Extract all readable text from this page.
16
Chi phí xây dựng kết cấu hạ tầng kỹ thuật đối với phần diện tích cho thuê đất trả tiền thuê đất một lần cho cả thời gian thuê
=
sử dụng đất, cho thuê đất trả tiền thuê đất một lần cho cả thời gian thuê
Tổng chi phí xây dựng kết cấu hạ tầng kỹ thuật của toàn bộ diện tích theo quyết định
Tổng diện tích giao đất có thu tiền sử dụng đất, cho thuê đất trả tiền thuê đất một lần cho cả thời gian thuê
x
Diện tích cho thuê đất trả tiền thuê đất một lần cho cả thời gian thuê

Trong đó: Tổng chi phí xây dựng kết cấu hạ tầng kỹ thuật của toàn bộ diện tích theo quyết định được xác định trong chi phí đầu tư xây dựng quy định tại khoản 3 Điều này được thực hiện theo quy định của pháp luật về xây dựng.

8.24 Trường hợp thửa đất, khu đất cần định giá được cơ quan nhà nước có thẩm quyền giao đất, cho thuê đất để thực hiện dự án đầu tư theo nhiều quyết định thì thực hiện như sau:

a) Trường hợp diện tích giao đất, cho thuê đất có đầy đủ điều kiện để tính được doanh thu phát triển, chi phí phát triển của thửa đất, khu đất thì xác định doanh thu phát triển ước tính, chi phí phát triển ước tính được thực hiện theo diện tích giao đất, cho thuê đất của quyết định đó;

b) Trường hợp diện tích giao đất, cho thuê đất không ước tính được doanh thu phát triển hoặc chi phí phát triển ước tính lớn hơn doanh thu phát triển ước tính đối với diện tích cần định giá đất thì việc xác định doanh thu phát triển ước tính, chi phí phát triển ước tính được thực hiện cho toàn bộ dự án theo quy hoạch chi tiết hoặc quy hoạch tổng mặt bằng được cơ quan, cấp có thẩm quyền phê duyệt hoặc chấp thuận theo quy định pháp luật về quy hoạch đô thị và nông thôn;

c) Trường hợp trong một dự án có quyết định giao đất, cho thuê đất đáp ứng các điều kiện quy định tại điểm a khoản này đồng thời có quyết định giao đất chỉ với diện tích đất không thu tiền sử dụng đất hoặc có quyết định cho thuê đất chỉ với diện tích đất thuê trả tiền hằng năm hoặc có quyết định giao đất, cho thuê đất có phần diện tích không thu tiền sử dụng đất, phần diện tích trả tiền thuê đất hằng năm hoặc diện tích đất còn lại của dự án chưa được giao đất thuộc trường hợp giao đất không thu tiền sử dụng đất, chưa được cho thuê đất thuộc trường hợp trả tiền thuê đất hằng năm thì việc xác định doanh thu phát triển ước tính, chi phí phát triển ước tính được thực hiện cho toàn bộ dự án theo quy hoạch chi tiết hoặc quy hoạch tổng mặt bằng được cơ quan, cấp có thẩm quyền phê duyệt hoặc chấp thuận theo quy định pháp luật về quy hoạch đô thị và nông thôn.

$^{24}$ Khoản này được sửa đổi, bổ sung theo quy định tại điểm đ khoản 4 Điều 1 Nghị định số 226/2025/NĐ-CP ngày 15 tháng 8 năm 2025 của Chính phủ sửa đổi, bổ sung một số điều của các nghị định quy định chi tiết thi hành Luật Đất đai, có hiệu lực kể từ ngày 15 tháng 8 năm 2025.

STATED PROBLEM
Quote all the records exactly, please, leaving none out.

RESULT OF THIS EXERCISE
Extract all readable text from this page.
16
Chi phí xây dựng kết cấu hạ tầng kỹ thuật đối với phần diện tích cho thuê đất trả tiền thuê đất một lần cho cả thời gian thuê
=
sử dụng đất, cho thuê đất trả tiền thuê đất một lần cho cả thời gian thuê
Tổng chi phí xây dựng kết cấu hạ tầng kỹ thuật của toàn bộ diện tích theo quyết định
Tổng diện tích giao đất có thu tiền sử dụng đất, cho thuê đất trả tiền thuê đất một lần cho cả thời gian thuê
x
Diện tích cho thuê đất trả tiền thuê đất một lần cho cả thời gian thuê

Trong đó: Tổng chi phí xây dựng kết cấu hạ tầng kỹ thuật của toàn bộ diện tích theo quyết định được xác định trong chi phí đầu tư xây dựng quy định tại khoản 3 Điều này được thực hiện theo quy định của pháp luật về xây dựng.

8.24 Trường hợp thửa đất, khu đất cần định giá được cơ quan nhà nước có thẩm quyền giao đất, cho thuê đất để thực hiện dự án đầu tư theo nhiều quyết định thì thực hiện như sau:

a) Trường hợp diện tích giao đất, cho thuê đất có đầy đủ điều kiện để tính được doanh thu phát triển, chi phí phát triển của thửa đất, khu đất thì xác định doanh thu phát triển ước tính, chi phí phát triển ước tính được thực hiện theo diện tích giao đất, cho thuê đất của quyết định đó;

b) Trường hợp diện tích giao đất, cho thuê đất không ước tính được doanh thu phát triển hoặc chi phí phát triển ước tính lớn hơn doanh thu phát triển ước tính đối với diện tích cần định giá đất thì việc xác định doanh thu phát triển ước tính, chi phí phát triển ước tính được thực hiện cho toàn bộ dự án theo quy hoạch chi tiết hoặc quy hoạch tổng mặt bằng được cơ quan, cấp có thẩm quyền phê duyệt hoặc chấp thuận theo quy định pháp luật về quy hoạch đô thị và nông thôn;

c) Trường hợp trong một dự án có quyết định giao đất, cho thuê đất đáp ứng các điều kiện quy định tại điểm a khoản này đồng thời có quyết định giao đất chỉ với diện tích đất không thu tiền sử dụng đất hoặc có quyết định cho thuê đất chỉ với diện tích đất thuê trả tiền hằng năm hoặc có quyết định giao đất, cho thuê đất có phần diện tích không thu tiền sử dụng đất, phần diện tích trả tiền thuê đất hằng năm hoặc diện tích đất còn lại của dự án chưa được giao đất thuộc trường hợp giao đất không thu tiền sử dụng đất, chưa được cho thuê đất thuộc trường hợp trả tiền thuê đất hằng năm thì việc xác định doanh thu phát triển ước tính, chi phí phát triển ước tính được thực hiện cho toàn bộ dự án theo quy hoạch chi tiết hoặc quy hoạch tổng mặt bằng được cơ quan, cấp có thẩm quyền phê duyệt hoặc chấp thuận theo quy định pháp luật về quy hoạch đô thị và nông thôn.

$^{24}$ Khoản này được sửa đổi, bổ sung theo quy định tại điểm đ khoản 4 Điều 1 Nghị định số 226/2025/NĐ-CP ngày 15 tháng 8 năm 2025 của Chính phủ sửa đổi, bổ sung một số điều của các nghị định quy định chi tiết thi hành Luật Đất đai, có hiệu lực kể từ ngày 15 tháng 8 năm 2025.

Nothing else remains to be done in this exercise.